Aim of the task: Sift the listing for lines that hold the string "text" and pull them out.

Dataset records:
((
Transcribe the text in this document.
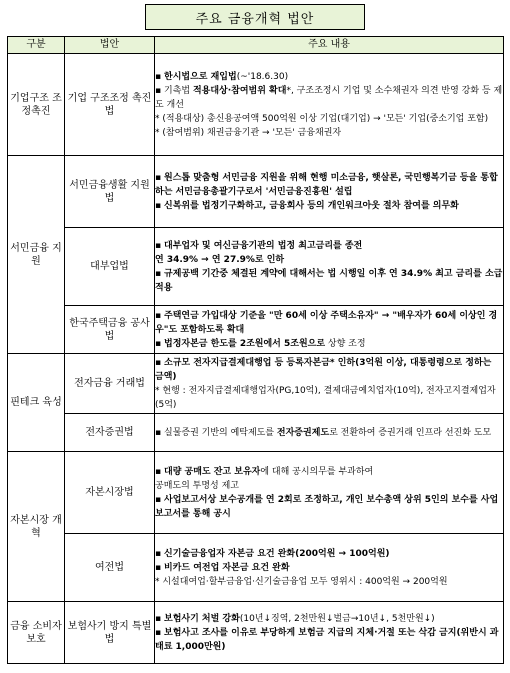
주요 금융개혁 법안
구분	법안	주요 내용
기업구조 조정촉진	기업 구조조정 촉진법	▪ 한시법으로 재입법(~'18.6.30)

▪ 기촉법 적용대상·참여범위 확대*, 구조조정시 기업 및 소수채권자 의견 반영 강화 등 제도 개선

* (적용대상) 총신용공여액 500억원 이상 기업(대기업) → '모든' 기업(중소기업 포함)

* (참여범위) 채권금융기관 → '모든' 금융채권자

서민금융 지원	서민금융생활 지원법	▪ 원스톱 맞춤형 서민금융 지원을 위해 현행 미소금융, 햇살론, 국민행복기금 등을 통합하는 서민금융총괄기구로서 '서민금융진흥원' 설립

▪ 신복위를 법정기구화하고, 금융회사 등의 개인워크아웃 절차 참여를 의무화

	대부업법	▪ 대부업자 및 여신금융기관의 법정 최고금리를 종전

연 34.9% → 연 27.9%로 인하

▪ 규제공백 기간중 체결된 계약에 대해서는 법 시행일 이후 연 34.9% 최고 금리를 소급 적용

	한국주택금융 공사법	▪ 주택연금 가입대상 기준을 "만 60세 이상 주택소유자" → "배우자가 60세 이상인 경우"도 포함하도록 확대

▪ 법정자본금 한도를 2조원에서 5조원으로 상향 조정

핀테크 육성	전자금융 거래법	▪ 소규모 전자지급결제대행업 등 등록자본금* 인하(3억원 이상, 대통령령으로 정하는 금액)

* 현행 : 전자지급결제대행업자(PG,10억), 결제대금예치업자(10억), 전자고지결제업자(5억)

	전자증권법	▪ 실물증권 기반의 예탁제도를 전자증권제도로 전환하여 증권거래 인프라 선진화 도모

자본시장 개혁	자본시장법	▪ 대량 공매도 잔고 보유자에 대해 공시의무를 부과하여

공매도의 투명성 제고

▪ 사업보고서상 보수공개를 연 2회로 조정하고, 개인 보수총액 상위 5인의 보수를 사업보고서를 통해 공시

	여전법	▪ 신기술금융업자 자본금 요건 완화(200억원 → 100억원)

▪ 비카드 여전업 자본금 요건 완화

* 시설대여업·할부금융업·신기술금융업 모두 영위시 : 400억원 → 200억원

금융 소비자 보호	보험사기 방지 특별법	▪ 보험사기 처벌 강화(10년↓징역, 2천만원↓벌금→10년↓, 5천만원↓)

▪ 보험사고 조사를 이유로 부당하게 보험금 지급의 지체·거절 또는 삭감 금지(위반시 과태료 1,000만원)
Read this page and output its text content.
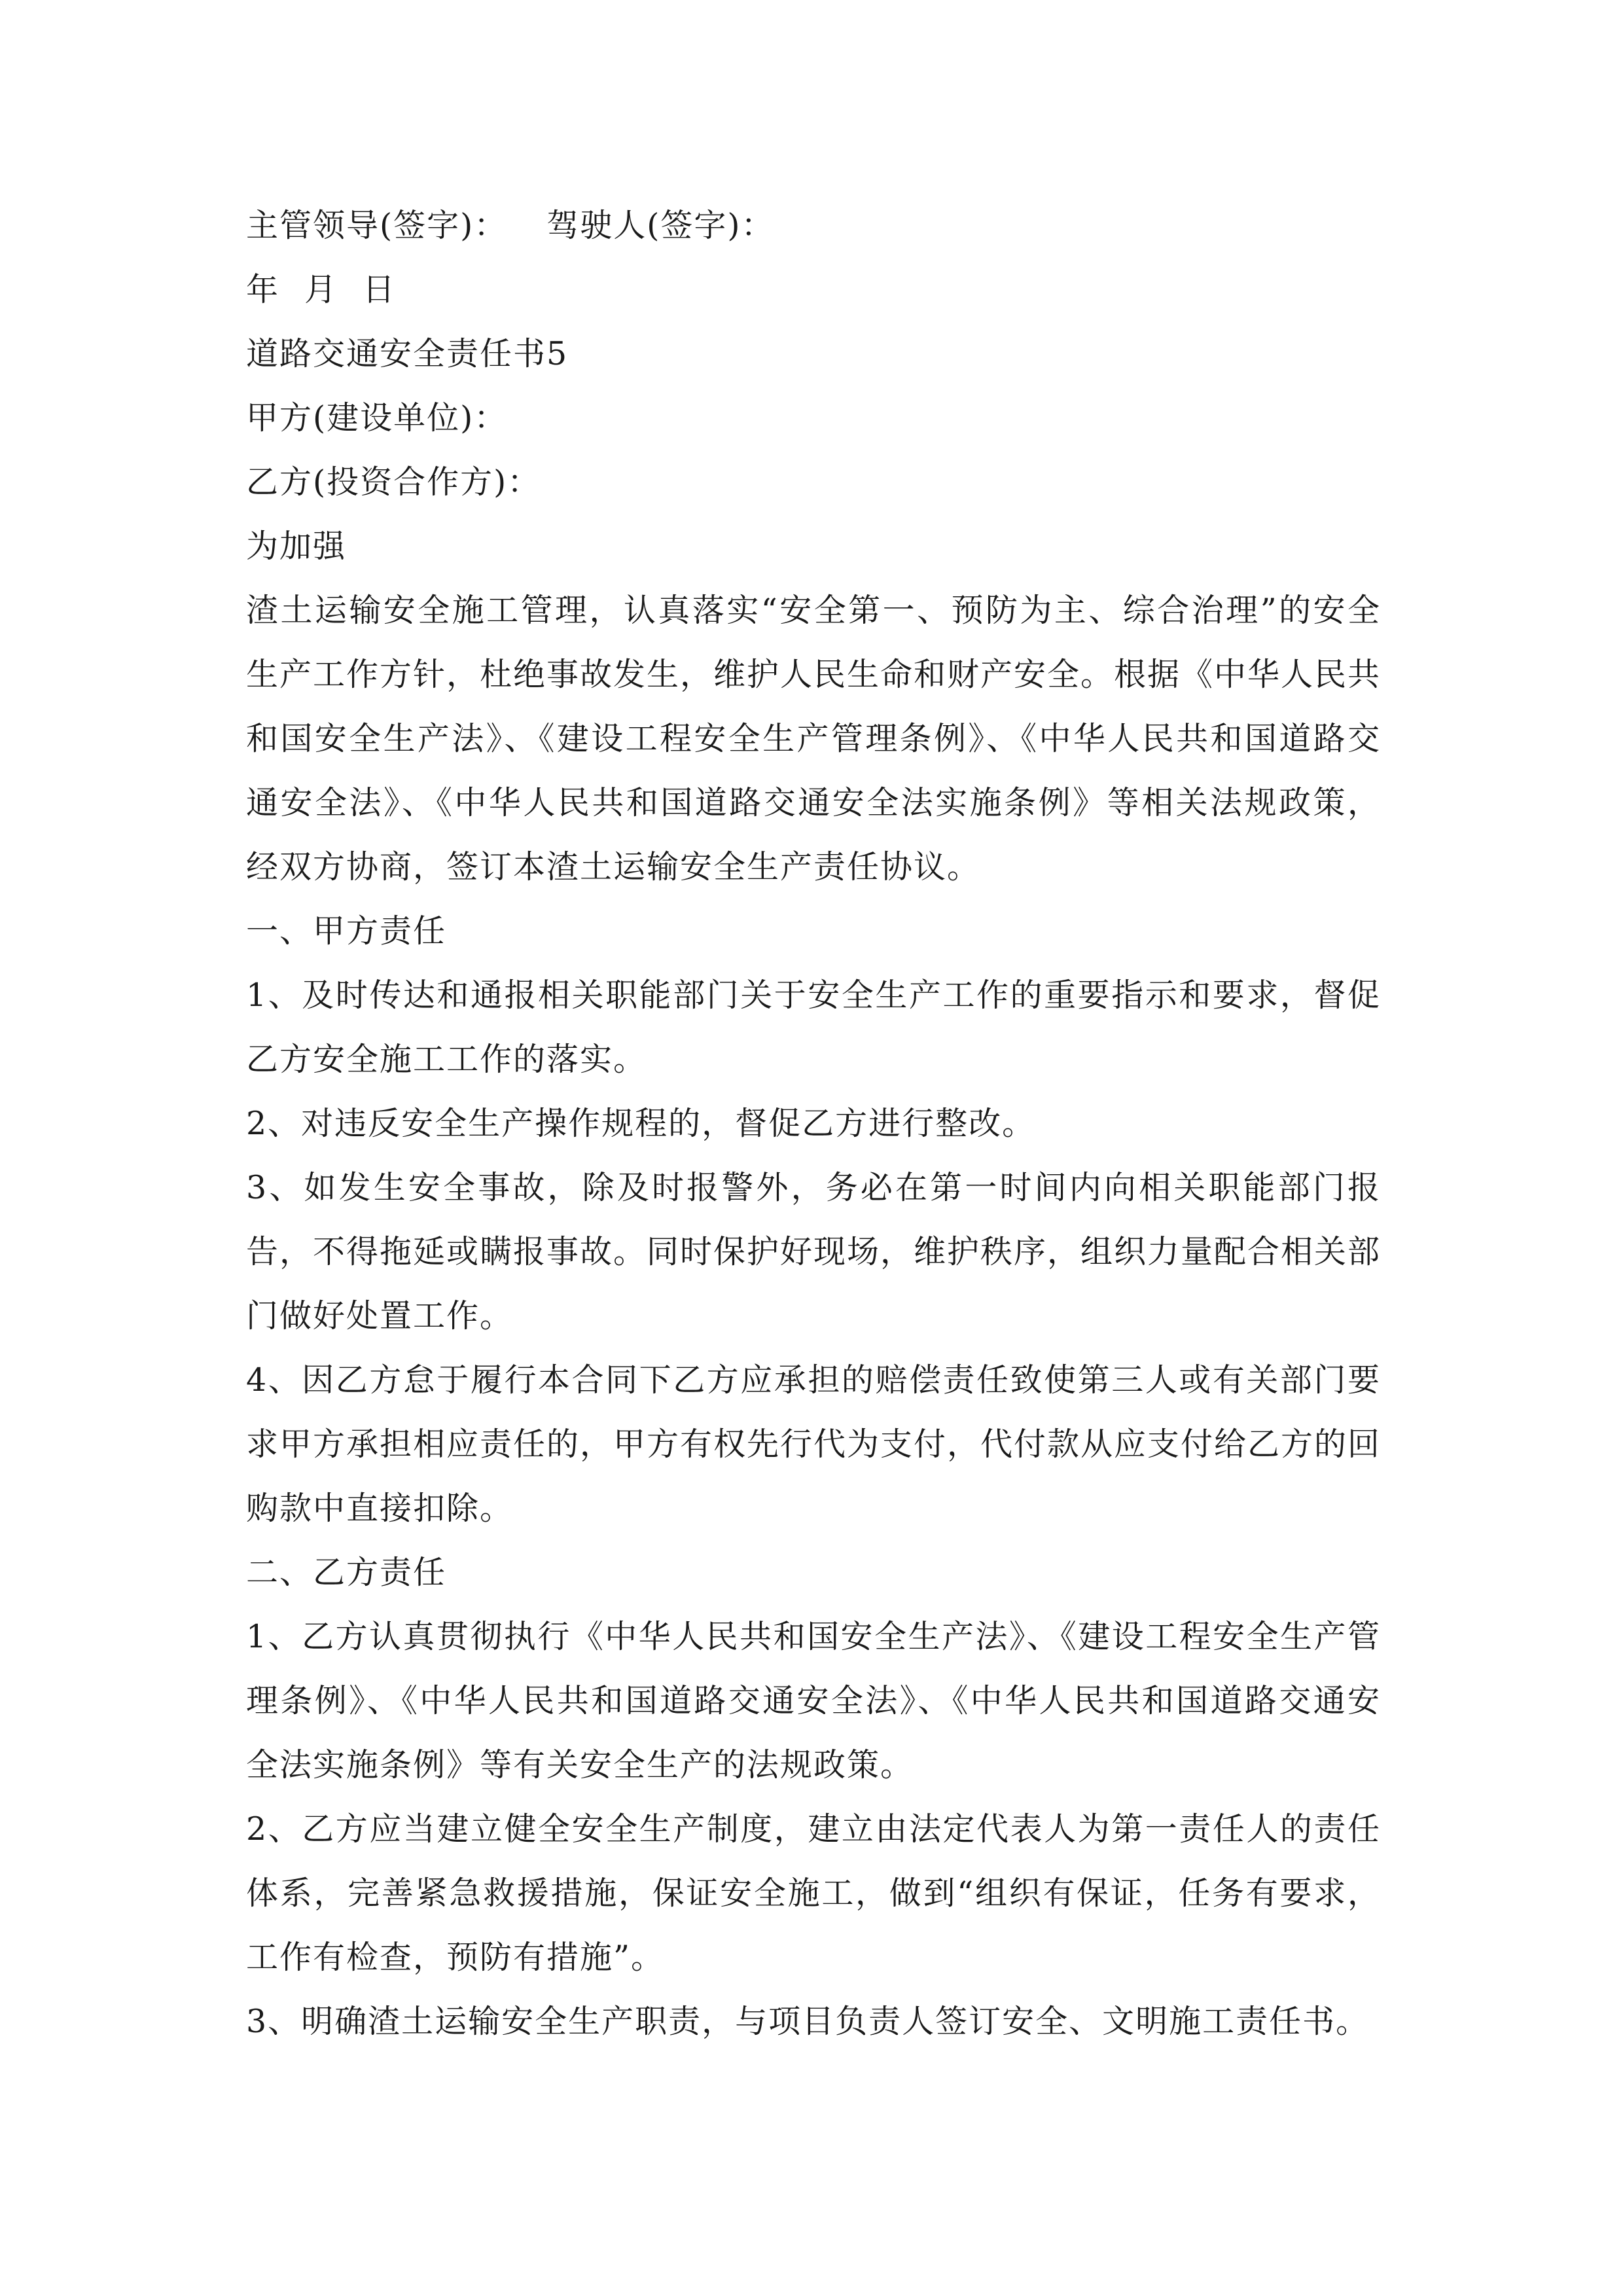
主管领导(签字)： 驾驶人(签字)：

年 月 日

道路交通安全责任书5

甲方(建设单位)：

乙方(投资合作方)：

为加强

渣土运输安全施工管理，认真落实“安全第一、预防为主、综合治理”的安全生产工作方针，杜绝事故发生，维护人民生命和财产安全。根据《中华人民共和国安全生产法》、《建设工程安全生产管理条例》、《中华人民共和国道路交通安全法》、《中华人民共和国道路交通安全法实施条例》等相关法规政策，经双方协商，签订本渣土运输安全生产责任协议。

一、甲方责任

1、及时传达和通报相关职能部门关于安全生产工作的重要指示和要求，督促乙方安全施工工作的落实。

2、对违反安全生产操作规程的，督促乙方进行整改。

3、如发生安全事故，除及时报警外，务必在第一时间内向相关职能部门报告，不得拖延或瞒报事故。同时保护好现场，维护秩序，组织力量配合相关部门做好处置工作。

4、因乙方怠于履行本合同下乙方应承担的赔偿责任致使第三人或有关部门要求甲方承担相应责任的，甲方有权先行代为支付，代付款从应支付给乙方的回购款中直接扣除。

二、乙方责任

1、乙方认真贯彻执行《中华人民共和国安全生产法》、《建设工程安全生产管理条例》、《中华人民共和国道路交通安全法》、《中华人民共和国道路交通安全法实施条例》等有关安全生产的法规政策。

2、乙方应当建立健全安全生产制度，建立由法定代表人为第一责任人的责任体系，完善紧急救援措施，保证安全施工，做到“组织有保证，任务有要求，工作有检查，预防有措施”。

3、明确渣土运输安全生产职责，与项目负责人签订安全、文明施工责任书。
))
((
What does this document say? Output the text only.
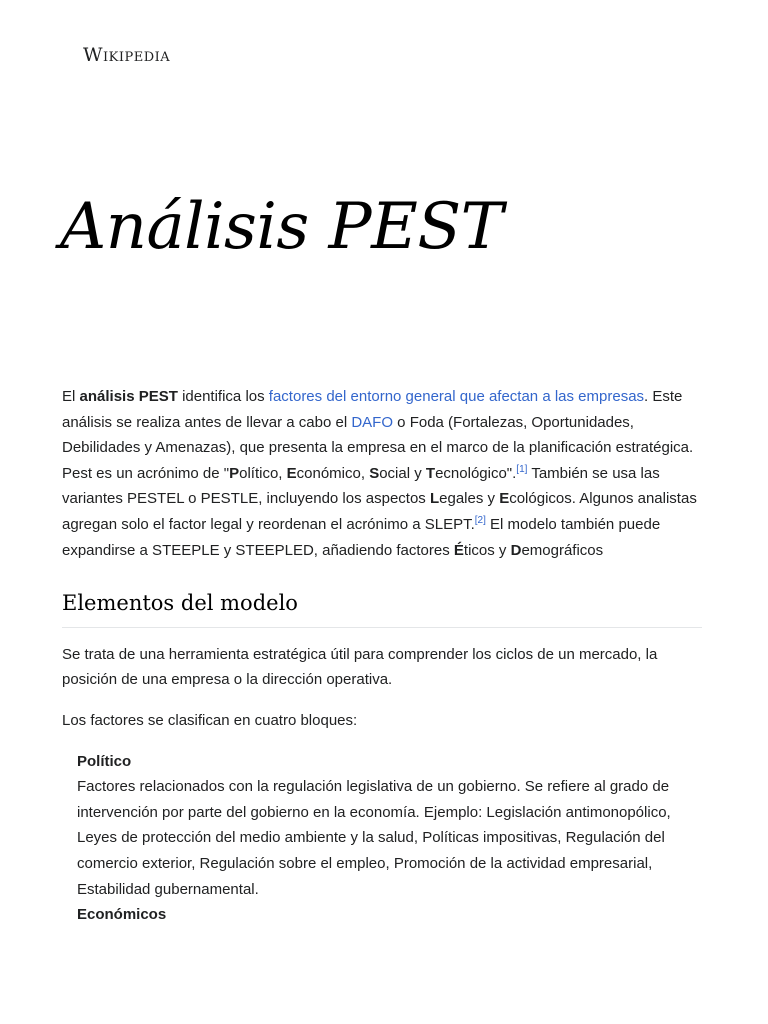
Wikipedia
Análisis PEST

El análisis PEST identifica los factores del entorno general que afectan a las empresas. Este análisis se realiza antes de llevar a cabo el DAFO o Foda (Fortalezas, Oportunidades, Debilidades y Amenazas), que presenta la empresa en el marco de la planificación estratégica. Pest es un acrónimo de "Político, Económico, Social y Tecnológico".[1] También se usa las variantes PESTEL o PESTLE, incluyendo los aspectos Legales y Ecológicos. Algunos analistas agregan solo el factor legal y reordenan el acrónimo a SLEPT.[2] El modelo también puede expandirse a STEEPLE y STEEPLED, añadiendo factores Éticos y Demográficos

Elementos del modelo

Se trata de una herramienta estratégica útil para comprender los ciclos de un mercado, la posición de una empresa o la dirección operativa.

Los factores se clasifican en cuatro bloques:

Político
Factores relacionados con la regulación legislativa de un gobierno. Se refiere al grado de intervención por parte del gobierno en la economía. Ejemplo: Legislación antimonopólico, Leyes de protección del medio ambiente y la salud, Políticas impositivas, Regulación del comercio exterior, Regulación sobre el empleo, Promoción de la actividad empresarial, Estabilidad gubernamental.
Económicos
))
Exercise solution:
Transcribe the text in this document.
Read this page and output its text content.
What does this document say? Output the text only.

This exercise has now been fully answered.